*Directive*. Reproduce all of the records exactly.

Stored data:
>> begin

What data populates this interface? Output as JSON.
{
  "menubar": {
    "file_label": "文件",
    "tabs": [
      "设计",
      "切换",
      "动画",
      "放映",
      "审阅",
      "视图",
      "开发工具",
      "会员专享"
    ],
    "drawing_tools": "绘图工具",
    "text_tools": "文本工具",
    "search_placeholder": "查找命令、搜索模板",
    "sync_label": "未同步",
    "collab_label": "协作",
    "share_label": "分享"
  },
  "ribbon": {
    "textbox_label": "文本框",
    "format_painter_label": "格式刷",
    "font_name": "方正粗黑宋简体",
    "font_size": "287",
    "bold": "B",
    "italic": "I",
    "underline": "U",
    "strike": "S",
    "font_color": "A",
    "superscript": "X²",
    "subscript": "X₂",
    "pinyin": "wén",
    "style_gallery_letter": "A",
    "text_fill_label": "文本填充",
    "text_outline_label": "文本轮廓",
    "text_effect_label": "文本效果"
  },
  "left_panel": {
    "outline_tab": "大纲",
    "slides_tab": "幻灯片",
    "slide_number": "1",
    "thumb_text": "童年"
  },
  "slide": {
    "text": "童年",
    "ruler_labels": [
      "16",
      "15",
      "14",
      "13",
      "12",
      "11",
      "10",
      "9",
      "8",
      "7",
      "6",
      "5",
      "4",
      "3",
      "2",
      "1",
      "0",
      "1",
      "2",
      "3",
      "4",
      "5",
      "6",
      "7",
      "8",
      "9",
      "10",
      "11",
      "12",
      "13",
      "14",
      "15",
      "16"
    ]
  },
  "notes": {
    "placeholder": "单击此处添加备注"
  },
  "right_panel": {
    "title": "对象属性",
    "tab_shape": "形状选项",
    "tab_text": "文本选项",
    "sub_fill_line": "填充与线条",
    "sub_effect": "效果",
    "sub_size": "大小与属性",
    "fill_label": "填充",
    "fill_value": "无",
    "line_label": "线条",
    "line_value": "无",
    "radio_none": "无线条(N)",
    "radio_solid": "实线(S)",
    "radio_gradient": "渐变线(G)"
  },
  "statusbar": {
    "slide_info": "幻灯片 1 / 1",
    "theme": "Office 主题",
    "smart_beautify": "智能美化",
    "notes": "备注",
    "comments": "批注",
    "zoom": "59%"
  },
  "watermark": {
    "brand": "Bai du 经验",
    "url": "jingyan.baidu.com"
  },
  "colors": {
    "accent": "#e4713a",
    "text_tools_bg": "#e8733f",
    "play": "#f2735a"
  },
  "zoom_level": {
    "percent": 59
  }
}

>> end

*Written solution*.
What data populates this interface? Output as JSON.
{
  "menubar": {
    "file_label": "文件",
    "tabs": [
      "设计",
      "切换",
      "动画",
      "放映",
      "审阅",
      "视图",
      "开发工具",
      "会员专享"
    ],
    "drawing_tools": "绘图工具",
    "text_tools": "文本工具",
    "search_placeholder": "查找命令、搜索模板",
    "sync_label": "未同步",
    "collab_label": "协作",
    "share_label": "分享"
  },
  "ribbon": {
    "textbox_label": "文本框",
    "format_painter_label": "格式刷",
    "font_name": "方正粗黑宋简体",
    "font_size": "287",
    "bold": "B",
    "italic": "I",
    "underline": "U",
    "strike": "S",
    "font_color": "A",
    "superscript": "X²",
    "subscript": "X₂",
    "pinyin": "wén",
    "style_gallery_letter": "A",
    "text_fill_label": "文本填充",
    "text_outline_label": "文本轮廓",
    "text_effect_label": "文本效果"
  },
  "left_panel": {
    "outline_tab": "大纲",
    "slides_tab": "幻灯片",
    "slide_number": "1",
    "thumb_text": "童年"
  },
  "slide": {
    "text": "童年",
    "ruler_labels": [
      "16",
      "15",
      "14",
      "13",
      "12",
      "11",
      "10",
      "9",
      "8",
      "7",
      "6",
      "5",
      "4",
      "3",
      "2",
      "1",
      "0",
      "1",
      "2",
      "3",
      "4",
      "5",
      "6",
      "7",
      "8",
      "9",
      "10",
      "11",
      "12",
      "13",
      "14",
      "15",
      "16"
    ]
  },
  "notes": {
    "placeholder": "单击此处添加备注"
  },
  "right_panel": {
    "title": "对象属性",
    "tab_shape": "形状选项",
    "tab_text": "文本选项",
    "sub_fill_line": "填充与线条",
    "sub_effect": "效果",
    "sub_size": "大小与属性",
    "fill_label": "填充",
    "fill_value": "无",
    "line_label": "线条",
    "line_value": "无",
    "radio_none": "无线条(N)",
    "radio_solid": "实线(S)",
    "radio_gradient": "渐变线(G)"
  },
  "statusbar": {
    "slide_info": "幻灯片 1 / 1",
    "theme": "Office 主题",
    "smart_beautify": "智能美化",
    "notes": "备注",
    "comments": "批注",
    "zoom": "59%"
  },
  "watermark": {
    "brand": "Bai du 经验",
    "url": "jingyan.baidu.com"
  },
  "colors": {
    "accent": "#e4713a",
    "text_tools_bg": "#e8733f",
    "play": "#f2735a"
  },
  "zoom_level": {
    "percent": 59
  }
}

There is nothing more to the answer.